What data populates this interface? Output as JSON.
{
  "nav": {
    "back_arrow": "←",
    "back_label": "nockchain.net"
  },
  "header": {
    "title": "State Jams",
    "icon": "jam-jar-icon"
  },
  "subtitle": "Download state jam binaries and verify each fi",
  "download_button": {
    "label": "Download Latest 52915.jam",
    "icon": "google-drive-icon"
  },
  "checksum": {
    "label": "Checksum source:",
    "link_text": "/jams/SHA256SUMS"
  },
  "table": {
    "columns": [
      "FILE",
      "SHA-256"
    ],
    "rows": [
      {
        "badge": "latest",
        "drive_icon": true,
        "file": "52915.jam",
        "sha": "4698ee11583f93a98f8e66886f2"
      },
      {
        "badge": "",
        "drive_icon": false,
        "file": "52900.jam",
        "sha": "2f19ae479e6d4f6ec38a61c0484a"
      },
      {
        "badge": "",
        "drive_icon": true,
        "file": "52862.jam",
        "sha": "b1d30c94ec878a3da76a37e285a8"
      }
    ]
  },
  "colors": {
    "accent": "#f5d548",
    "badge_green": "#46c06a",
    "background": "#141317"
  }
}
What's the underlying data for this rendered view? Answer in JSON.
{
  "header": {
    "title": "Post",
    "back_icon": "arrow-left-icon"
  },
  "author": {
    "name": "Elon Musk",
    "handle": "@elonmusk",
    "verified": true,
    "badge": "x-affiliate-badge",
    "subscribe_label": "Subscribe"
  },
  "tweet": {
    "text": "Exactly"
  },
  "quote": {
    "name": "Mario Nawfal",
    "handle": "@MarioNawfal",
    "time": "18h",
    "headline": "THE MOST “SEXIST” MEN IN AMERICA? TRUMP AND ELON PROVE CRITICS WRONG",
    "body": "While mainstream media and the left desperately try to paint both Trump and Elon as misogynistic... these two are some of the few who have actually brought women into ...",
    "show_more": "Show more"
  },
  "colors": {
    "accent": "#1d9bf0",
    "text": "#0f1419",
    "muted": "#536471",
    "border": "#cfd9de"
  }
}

--*--

### Work to complete
Copy every line of the listing that contains the word "What".

### Solution to this task
What data populates this interface? Output as JSON.
What's the underlying data for this rendered view? Answer in JSON.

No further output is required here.